## Brief:
From the entries below, copy every line where the string "JSON" appears.

## Given data:
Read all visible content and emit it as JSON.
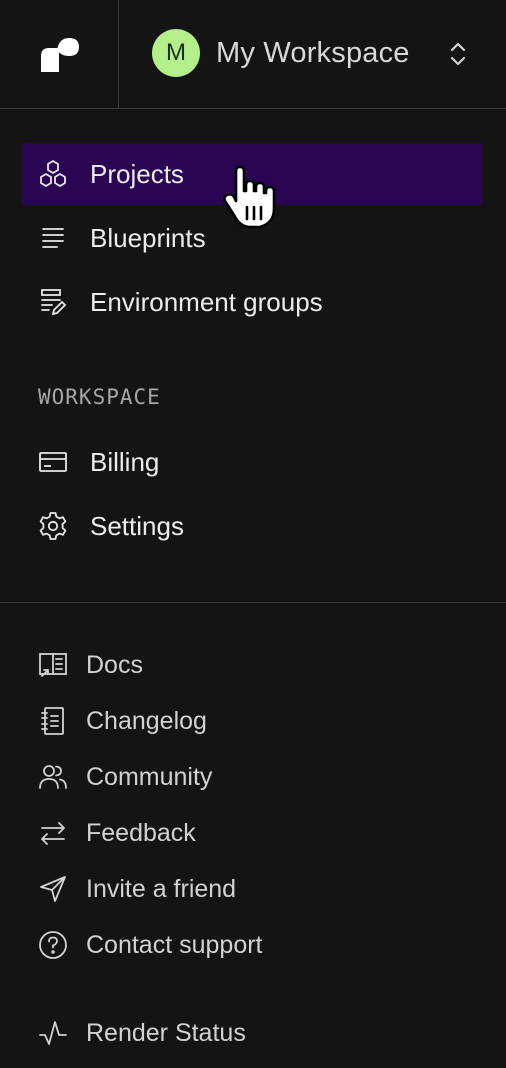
{
  "workspace": {
    "avatar_letter": "M",
    "name": "My Workspace"
  },
  "nav": [
    {
      "label": "Projects",
      "icon": "projects-icon",
      "active": true
    },
    {
      "label": "Blueprints",
      "icon": "blueprints-icon"
    },
    {
      "label": "Environment groups",
      "icon": "environment-groups-icon"
    }
  ],
  "workspace_section": {
    "title": "WORKSPACE",
    "items": [
      {
        "label": "Billing",
        "icon": "credit-card-icon"
      },
      {
        "label": "Settings",
        "icon": "gear-icon"
      }
    ]
  },
  "footer": [
    {
      "label": "Docs",
      "icon": "docs-icon"
    },
    {
      "label": "Changelog",
      "icon": "changelog-icon"
    },
    {
      "label": "Community",
      "icon": "users-icon"
    },
    {
      "label": "Feedback",
      "icon": "arrows-swap-icon"
    },
    {
      "label": "Invite a friend",
      "icon": "paper-plane-icon"
    },
    {
      "label": "Contact support",
      "icon": "help-circle-icon"
    },
    {
      "label": "Render Status",
      "icon": "activity-icon"
    }
  ],
  "colors": {
    "background": "#141414",
    "active_bg": "#2a0552",
    "avatar": "#b4ef8a",
    "divider": "#3a3a3a"
  }
}
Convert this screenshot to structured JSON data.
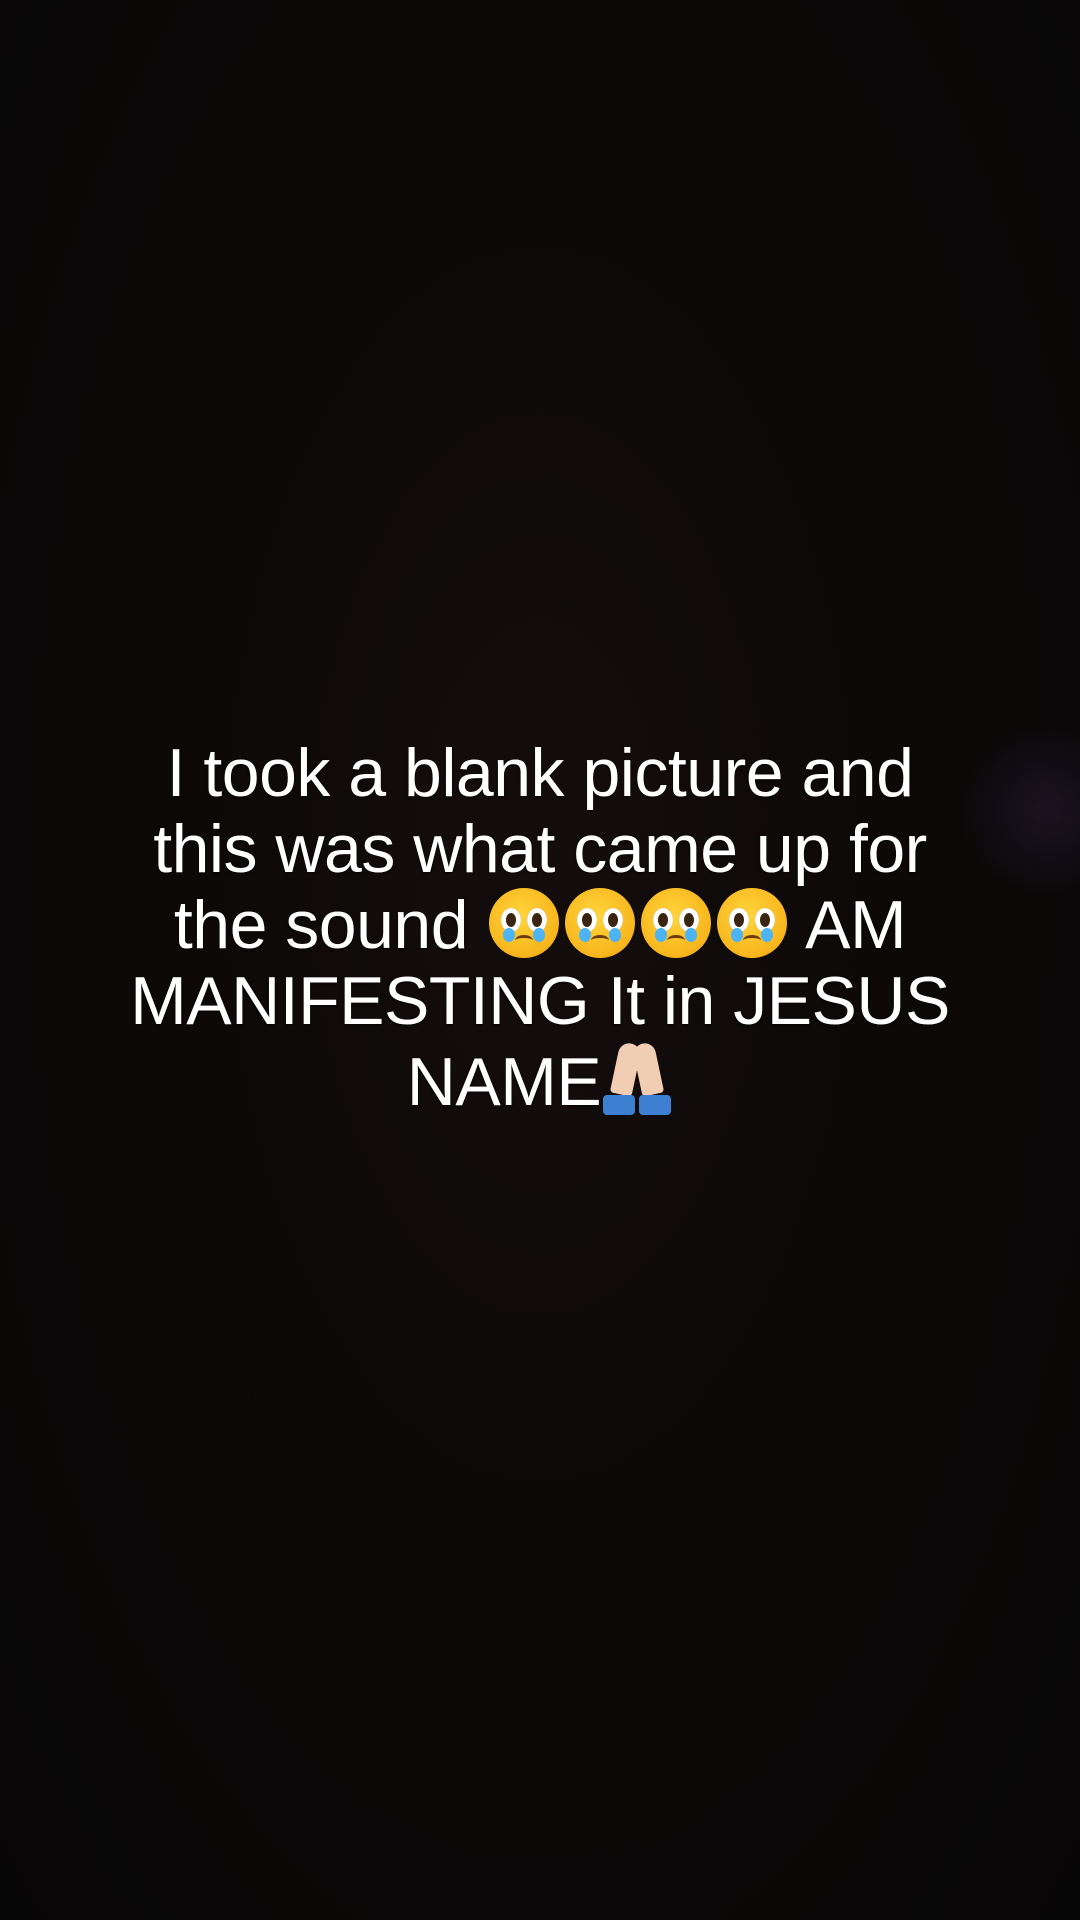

## Answer below:
Read all visible content and emit it as JSON.
Convert this screenshot to structured JSON data.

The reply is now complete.